Quote every line as written. Omit pictures.

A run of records
* Start *

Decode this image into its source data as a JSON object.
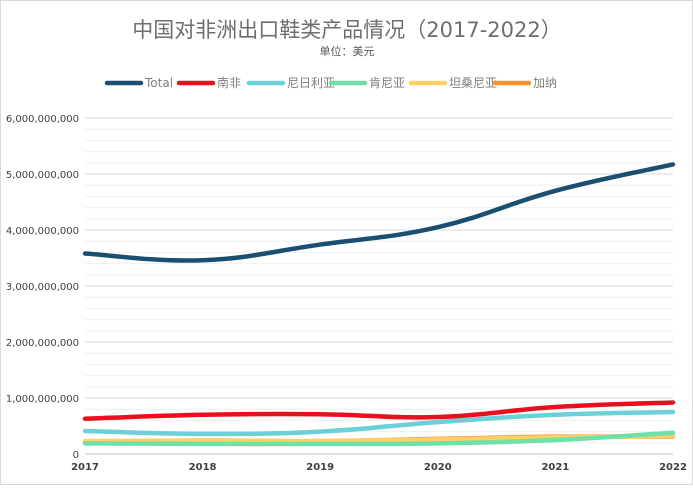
{
  "chart_data": {
    "type": "line",
    "title": "中国对非洲出口鞋类产品情况（2017-2022）",
    "subtitle": "单位：美元",
    "xlabel": "",
    "ylabel": "",
    "x": [
      "2017",
      "2018",
      "2019",
      "2020",
      "2021",
      "2022"
    ],
    "ylim": [
      0,
      6000000000
    ],
    "yticks": [
      "0",
      "1,000,000,000",
      "2,000,000,000",
      "3,000,000,000",
      "4,000,000,000",
      "5,000,000,000",
      "6,000,000,000"
    ],
    "grid": true,
    "legend_position": "top",
    "series": [
      {
        "name": "Total",
        "color": "#1b4f72",
        "values": [
          3580000000,
          3460000000,
          3740000000,
          4050000000,
          4700000000,
          5170000000
        ]
      },
      {
        "name": "南非",
        "color": "#e8101e",
        "values": [
          630000000,
          700000000,
          710000000,
          660000000,
          840000000,
          920000000
        ]
      },
      {
        "name": "尼日利亚",
        "color": "#6cd0d8",
        "values": [
          410000000,
          360000000,
          400000000,
          570000000,
          700000000,
          750000000
        ]
      },
      {
        "name": "肯尼亚",
        "color": "#6ee0a8",
        "values": [
          190000000,
          180000000,
          180000000,
          190000000,
          250000000,
          380000000
        ]
      },
      {
        "name": "坦桑尼亚",
        "color": "#ffd066",
        "values": [
          230000000,
          240000000,
          230000000,
          260000000,
          300000000,
          320000000
        ]
      },
      {
        "name": "加纳",
        "color": "#f7932e",
        "values": [
          220000000,
          240000000,
          230000000,
          270000000,
          310000000,
          310000000
        ]
      }
    ]
  }
}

* End *

*EXERCISE ANSWER:*
Decode this image into its source data as a JSON object.
{
  "chart_data": {
    "type": "line",
    "title": "中国对非洲出口鞋类产品情况（2017-2022）",
    "subtitle": "单位：美元",
    "xlabel": "",
    "ylabel": "",
    "x": [
      "2017",
      "2018",
      "2019",
      "2020",
      "2021",
      "2022"
    ],
    "ylim": [
      0,
      6000000000
    ],
    "yticks": [
      "0",
      "1,000,000,000",
      "2,000,000,000",
      "3,000,000,000",
      "4,000,000,000",
      "5,000,000,000",
      "6,000,000,000"
    ],
    "grid": true,
    "legend_position": "top",
    "series": [
      {
        "name": "Total",
        "color": "#1b4f72",
        "values": [
          3580000000,
          3460000000,
          3740000000,
          4050000000,
          4700000000,
          5170000000
        ]
      },
      {
        "name": "南非",
        "color": "#e8101e",
        "values": [
          630000000,
          700000000,
          710000000,
          660000000,
          840000000,
          920000000
        ]
      },
      {
        "name": "尼日利亚",
        "color": "#6cd0d8",
        "values": [
          410000000,
          360000000,
          400000000,
          570000000,
          700000000,
          750000000
        ]
      },
      {
        "name": "肯尼亚",
        "color": "#6ee0a8",
        "values": [
          190000000,
          180000000,
          180000000,
          190000000,
          250000000,
          380000000
        ]
      },
      {
        "name": "坦桑尼亚",
        "color": "#ffd066",
        "values": [
          230000000,
          240000000,
          230000000,
          260000000,
          300000000,
          320000000
        ]
      },
      {
        "name": "加纳",
        "color": "#f7932e",
        "values": [
          220000000,
          240000000,
          230000000,
          270000000,
          310000000,
          310000000
        ]
      }
    ]
  }
}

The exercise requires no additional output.